(Records from a collection)

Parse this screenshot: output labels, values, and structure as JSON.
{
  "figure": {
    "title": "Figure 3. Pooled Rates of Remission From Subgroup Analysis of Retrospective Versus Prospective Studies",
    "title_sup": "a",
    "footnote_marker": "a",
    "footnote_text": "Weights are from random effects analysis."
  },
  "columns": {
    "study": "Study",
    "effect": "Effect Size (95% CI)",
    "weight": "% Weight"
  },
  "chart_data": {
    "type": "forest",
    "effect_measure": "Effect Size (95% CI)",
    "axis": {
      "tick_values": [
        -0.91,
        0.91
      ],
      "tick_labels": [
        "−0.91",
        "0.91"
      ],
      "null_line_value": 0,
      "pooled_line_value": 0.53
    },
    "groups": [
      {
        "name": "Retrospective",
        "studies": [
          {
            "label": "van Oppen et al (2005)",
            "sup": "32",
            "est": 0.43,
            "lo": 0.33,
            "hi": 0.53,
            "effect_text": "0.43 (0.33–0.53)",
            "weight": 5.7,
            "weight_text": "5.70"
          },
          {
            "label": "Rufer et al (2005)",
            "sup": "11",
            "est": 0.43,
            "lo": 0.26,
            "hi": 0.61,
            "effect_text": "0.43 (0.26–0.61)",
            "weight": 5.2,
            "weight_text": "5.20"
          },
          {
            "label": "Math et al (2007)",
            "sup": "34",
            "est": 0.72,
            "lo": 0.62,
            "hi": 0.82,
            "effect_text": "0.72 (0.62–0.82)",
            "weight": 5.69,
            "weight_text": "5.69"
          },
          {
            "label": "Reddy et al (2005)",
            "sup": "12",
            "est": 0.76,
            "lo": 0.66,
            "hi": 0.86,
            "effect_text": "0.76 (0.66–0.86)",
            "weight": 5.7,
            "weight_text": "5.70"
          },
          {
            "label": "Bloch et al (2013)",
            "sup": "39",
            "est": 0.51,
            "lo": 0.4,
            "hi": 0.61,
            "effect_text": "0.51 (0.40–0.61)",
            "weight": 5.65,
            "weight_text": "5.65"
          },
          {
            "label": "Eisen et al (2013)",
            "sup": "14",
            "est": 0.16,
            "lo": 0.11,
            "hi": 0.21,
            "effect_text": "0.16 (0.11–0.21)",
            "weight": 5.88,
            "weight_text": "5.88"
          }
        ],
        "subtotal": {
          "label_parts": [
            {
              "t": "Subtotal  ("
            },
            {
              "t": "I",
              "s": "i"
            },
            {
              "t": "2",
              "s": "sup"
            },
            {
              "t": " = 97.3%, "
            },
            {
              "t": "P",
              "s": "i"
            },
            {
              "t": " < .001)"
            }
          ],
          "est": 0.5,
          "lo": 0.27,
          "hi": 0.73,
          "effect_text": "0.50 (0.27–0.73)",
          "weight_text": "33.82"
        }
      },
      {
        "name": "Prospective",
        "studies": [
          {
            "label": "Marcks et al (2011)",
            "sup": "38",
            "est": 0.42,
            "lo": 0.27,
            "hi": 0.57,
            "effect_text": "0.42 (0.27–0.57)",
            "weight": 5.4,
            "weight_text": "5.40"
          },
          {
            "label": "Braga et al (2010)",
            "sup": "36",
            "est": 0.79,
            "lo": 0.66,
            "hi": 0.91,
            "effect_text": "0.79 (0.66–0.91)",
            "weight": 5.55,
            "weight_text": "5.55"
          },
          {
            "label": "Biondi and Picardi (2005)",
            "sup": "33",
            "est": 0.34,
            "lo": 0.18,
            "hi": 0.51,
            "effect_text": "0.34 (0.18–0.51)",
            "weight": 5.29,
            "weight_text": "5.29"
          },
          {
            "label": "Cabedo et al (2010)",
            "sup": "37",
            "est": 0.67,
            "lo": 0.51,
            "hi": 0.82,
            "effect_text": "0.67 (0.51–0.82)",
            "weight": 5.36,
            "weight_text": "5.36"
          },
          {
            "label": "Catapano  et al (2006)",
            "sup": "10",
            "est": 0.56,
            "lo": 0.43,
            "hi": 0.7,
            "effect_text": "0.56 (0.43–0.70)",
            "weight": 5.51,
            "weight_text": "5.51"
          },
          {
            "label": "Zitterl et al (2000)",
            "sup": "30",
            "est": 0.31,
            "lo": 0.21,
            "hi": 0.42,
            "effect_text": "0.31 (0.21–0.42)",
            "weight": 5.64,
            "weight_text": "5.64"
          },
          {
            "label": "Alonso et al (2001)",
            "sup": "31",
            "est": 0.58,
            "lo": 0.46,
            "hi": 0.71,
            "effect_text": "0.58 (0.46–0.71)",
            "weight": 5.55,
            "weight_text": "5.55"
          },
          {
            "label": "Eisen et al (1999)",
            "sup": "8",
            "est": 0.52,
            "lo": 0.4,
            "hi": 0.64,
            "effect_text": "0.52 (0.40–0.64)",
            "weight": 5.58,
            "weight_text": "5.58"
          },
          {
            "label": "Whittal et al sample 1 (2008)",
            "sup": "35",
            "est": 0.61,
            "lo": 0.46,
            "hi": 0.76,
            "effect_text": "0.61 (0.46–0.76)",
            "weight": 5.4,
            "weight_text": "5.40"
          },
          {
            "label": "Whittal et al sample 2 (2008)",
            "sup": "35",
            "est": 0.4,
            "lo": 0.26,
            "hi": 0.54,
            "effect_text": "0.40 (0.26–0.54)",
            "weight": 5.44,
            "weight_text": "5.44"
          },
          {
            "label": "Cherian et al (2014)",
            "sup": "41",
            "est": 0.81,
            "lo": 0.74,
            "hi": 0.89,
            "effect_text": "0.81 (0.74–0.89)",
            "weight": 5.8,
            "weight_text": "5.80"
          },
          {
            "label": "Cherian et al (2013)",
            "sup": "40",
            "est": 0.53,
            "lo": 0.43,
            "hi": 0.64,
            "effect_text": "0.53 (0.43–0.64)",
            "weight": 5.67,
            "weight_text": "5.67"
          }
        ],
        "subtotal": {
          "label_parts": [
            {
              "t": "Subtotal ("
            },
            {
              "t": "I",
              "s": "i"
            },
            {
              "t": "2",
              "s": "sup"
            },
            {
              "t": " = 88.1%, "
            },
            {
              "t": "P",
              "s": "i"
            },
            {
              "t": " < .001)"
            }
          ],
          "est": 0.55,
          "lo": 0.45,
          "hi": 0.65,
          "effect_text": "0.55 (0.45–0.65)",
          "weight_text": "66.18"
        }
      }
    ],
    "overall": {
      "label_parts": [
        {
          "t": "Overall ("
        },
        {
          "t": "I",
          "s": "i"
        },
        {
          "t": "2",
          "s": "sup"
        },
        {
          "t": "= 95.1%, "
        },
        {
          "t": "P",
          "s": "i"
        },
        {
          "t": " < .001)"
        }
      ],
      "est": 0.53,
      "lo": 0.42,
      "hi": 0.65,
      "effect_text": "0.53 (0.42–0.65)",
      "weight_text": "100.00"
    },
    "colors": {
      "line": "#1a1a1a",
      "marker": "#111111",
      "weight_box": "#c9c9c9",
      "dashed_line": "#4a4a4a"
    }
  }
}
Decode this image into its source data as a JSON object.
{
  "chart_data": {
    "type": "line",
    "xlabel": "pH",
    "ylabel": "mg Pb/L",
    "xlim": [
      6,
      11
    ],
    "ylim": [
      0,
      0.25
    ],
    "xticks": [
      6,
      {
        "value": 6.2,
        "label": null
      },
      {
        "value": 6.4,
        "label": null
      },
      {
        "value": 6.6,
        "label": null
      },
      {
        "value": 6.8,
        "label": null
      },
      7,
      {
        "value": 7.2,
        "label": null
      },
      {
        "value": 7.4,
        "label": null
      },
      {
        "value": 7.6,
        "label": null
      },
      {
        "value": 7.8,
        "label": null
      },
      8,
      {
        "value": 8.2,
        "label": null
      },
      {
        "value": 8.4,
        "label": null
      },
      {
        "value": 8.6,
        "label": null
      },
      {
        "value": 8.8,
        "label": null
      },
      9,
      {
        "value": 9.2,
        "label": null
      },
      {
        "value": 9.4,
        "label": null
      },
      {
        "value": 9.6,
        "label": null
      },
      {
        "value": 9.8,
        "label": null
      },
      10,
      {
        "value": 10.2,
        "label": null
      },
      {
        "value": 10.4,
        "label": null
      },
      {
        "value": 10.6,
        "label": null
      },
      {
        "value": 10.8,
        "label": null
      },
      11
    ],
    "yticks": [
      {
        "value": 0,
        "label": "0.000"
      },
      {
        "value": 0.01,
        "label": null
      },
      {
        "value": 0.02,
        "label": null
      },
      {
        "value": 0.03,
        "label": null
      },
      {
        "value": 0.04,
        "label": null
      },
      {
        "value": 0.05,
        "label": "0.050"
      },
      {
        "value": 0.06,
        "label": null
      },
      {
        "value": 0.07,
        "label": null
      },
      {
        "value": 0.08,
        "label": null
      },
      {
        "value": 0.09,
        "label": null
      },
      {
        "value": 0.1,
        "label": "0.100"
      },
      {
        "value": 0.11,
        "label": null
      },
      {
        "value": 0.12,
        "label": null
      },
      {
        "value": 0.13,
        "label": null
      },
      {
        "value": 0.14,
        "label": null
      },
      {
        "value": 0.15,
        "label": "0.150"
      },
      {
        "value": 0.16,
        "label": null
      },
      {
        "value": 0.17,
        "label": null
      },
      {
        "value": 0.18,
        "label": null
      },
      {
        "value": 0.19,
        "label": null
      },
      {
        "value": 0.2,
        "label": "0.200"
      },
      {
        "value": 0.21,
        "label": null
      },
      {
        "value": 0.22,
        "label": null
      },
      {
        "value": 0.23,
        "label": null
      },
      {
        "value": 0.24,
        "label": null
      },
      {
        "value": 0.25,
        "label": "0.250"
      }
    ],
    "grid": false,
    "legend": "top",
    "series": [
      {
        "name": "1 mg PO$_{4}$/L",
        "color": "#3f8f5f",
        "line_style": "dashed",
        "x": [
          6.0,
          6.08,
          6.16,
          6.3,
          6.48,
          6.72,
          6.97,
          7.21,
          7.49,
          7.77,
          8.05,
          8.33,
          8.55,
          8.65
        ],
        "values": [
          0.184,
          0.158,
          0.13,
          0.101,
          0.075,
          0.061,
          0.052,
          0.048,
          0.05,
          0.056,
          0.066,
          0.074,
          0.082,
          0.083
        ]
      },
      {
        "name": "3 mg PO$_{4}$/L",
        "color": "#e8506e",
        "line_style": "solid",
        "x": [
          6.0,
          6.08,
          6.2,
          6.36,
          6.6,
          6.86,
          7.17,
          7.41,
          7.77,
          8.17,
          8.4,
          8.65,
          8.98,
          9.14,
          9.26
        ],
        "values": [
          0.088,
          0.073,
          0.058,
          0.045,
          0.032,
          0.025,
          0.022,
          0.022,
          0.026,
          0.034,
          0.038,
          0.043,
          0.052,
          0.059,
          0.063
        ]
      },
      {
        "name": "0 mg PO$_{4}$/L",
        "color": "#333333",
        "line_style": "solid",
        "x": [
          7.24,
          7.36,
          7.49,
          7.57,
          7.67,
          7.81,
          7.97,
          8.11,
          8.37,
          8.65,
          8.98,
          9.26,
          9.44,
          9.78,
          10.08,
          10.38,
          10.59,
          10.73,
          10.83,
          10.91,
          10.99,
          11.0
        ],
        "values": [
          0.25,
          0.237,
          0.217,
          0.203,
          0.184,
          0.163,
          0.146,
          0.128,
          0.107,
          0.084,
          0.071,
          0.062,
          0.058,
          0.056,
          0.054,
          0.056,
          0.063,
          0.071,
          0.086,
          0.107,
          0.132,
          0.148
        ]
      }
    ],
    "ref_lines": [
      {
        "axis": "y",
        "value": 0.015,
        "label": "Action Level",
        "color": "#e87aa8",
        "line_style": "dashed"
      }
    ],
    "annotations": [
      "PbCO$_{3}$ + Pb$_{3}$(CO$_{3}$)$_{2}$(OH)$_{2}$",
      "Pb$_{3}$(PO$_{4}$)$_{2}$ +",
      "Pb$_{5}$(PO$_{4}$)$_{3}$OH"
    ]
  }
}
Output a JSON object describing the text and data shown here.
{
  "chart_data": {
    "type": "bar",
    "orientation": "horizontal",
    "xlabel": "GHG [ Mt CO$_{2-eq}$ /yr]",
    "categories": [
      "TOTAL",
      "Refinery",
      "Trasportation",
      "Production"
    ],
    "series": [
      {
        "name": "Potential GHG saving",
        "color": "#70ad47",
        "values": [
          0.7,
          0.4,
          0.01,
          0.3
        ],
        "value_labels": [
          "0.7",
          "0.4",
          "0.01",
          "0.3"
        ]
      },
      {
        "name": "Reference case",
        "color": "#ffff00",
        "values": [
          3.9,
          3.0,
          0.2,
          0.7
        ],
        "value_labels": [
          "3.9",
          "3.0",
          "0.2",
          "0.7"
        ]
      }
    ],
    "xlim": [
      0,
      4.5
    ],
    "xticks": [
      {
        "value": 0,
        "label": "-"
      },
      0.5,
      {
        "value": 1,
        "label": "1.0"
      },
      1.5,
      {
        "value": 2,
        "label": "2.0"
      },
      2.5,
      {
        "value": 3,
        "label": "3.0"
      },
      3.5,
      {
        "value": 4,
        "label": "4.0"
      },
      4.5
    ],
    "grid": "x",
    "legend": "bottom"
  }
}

- **Written task**:
Extract, from the listing above, every line where the string "Retrospective" occurs.

- **Worked answer**:
    "title": "Figure 3. Pooled Rates of Remission From Subgroup Analysis of Retrospective Versus Prospective Studies",
        "name": "Retrospective",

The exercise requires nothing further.